== INSTRUCTION ==
From the entries that follow, extract each line holding the string "Ιανουαρίου".

==========

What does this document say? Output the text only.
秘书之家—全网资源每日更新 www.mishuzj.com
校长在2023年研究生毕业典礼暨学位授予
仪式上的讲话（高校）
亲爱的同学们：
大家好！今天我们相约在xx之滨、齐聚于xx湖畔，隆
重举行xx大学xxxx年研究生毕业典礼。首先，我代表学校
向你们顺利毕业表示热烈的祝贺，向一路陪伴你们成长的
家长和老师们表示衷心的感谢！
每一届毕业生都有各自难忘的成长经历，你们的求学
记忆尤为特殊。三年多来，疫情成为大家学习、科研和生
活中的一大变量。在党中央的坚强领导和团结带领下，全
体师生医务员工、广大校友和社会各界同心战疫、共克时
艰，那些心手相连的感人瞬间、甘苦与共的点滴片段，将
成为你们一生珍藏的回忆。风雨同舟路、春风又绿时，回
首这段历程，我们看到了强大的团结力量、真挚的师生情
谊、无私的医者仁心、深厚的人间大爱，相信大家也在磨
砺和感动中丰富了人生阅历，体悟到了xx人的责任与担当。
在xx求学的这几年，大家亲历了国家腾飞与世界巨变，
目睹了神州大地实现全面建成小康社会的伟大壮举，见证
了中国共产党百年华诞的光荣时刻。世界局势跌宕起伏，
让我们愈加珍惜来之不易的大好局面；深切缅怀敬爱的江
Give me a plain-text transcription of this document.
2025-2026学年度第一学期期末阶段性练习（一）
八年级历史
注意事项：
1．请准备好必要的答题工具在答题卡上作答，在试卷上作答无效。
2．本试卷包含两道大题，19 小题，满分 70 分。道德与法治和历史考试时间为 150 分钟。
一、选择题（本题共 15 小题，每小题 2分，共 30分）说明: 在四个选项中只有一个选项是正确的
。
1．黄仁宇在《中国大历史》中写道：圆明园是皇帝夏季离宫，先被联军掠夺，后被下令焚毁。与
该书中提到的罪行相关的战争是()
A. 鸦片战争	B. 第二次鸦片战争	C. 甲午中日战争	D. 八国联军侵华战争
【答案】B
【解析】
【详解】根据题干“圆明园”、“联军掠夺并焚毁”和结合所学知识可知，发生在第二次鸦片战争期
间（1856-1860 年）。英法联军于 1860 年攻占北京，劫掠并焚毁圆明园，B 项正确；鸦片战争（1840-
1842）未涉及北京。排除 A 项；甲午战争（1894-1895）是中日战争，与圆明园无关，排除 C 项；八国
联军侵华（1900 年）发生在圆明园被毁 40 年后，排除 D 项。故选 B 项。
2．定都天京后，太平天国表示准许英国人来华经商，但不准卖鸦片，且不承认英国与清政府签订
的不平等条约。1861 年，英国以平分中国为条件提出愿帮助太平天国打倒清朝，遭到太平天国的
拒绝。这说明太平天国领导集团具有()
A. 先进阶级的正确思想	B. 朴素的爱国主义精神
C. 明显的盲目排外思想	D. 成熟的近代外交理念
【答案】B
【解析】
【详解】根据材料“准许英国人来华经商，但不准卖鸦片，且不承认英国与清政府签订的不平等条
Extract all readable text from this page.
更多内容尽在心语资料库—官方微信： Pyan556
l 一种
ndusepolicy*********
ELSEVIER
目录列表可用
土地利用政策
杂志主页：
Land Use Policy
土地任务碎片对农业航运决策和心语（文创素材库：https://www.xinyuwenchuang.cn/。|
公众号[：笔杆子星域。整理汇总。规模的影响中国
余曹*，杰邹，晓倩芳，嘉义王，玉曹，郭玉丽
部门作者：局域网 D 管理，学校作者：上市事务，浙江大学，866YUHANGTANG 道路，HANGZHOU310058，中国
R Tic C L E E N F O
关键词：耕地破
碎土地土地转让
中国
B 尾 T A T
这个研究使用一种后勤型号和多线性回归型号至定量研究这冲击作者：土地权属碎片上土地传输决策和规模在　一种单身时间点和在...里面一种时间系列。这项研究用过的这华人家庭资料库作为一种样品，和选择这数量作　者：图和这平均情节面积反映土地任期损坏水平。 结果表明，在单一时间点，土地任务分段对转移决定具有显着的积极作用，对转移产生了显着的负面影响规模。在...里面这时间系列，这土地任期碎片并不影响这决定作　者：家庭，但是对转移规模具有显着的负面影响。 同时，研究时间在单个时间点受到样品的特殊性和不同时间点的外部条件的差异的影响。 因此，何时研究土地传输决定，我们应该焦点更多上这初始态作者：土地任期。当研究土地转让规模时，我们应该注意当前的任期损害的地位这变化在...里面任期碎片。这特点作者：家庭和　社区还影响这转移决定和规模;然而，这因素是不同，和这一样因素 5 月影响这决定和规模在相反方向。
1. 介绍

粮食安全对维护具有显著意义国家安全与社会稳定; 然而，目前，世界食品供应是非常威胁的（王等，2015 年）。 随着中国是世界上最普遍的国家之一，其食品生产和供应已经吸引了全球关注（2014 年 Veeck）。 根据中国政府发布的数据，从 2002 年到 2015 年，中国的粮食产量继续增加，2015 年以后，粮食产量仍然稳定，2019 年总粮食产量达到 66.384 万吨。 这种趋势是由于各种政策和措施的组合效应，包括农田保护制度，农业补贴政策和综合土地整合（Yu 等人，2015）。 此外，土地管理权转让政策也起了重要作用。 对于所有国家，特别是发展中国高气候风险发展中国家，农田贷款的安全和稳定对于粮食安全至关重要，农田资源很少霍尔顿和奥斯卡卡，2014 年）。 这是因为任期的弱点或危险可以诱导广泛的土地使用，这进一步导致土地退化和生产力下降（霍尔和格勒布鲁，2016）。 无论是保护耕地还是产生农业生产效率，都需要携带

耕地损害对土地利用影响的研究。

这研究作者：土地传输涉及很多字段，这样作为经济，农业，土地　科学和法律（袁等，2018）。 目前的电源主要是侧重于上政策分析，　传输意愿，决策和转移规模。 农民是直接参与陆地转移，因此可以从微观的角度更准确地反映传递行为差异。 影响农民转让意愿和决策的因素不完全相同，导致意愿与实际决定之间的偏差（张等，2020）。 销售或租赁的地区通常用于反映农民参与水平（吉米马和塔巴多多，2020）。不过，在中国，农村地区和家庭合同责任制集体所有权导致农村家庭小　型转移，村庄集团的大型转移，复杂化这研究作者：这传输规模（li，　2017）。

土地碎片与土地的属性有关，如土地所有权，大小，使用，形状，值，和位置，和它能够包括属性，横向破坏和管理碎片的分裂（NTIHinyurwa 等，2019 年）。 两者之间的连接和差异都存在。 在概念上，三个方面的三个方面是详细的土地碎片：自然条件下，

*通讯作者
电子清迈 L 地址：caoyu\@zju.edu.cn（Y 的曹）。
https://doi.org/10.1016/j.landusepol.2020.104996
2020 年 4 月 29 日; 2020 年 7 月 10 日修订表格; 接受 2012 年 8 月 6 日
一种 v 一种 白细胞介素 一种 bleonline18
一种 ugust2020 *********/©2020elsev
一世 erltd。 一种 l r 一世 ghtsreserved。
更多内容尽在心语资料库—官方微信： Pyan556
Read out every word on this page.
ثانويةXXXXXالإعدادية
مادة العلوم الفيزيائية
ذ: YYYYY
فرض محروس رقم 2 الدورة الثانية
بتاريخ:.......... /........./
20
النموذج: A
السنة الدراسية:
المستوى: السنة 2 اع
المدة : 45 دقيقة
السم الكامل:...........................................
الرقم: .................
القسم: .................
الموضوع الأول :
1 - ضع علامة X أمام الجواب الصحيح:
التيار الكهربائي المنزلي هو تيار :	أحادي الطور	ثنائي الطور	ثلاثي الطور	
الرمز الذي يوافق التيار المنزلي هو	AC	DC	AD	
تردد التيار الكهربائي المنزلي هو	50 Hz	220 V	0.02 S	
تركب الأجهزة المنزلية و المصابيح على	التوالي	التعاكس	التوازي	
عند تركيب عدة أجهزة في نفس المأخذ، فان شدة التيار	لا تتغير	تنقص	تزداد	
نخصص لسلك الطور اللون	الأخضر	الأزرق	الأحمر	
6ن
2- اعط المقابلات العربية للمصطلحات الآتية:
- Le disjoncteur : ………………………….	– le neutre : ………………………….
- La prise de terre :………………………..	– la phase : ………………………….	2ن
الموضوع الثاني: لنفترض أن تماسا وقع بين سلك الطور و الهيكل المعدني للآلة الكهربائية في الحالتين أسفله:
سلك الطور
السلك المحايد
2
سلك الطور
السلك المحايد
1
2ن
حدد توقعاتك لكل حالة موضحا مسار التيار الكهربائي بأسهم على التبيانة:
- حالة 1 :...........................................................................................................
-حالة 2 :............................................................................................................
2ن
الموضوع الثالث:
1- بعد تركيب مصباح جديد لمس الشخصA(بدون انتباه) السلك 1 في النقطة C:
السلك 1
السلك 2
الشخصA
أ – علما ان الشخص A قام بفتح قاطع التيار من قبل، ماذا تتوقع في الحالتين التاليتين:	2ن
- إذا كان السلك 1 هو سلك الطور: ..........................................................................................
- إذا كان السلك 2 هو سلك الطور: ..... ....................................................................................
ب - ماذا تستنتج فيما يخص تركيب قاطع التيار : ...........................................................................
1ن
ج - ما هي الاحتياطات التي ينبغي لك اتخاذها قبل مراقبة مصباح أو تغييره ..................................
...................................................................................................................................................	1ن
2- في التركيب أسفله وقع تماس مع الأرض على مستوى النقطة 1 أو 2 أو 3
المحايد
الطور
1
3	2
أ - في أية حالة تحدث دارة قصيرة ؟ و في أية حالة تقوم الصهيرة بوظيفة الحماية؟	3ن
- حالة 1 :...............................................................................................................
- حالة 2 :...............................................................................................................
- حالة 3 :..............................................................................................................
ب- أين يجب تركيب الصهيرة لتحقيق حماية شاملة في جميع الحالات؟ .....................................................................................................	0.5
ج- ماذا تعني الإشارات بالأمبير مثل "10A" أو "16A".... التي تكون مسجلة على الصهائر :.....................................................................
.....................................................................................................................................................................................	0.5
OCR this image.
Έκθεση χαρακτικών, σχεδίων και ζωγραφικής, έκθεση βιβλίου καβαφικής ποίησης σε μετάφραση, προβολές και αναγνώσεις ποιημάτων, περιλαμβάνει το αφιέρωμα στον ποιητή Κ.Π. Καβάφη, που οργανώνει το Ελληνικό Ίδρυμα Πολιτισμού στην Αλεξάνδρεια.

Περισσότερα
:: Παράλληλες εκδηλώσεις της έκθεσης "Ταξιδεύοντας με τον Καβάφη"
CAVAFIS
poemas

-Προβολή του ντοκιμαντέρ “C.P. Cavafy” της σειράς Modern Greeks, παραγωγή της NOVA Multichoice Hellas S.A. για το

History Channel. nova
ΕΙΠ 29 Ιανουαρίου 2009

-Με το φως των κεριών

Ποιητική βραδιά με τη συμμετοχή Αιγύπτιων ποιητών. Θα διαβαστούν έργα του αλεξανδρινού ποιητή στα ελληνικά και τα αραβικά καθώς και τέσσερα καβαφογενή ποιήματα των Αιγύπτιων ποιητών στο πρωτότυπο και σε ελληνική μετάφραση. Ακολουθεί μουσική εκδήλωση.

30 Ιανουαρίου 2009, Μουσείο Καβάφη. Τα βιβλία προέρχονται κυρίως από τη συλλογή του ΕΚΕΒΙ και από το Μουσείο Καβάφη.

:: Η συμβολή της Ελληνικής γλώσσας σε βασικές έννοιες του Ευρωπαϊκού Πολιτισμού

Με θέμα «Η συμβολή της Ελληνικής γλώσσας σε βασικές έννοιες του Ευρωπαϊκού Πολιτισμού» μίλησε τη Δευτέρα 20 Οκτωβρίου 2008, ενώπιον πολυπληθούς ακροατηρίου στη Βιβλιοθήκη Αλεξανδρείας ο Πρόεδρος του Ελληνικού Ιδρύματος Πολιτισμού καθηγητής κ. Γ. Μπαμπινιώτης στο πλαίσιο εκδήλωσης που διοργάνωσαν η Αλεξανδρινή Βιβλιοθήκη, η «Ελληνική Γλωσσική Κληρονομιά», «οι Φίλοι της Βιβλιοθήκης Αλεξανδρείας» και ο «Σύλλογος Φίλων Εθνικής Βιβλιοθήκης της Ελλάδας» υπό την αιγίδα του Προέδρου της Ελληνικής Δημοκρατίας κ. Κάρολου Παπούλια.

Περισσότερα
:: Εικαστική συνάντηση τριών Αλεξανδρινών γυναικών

==========

== COMPLETED TASK ==
ΕΙΠ 29 Ιανουαρίου 2009
30 Ιανουαρίου 2009, Μουσείο Καβάφη. Τα βιβλία προέρχονται κυρίως από τη συλλογή του ΕΚΕΒΙ και από το Μουσείο Καβάφη.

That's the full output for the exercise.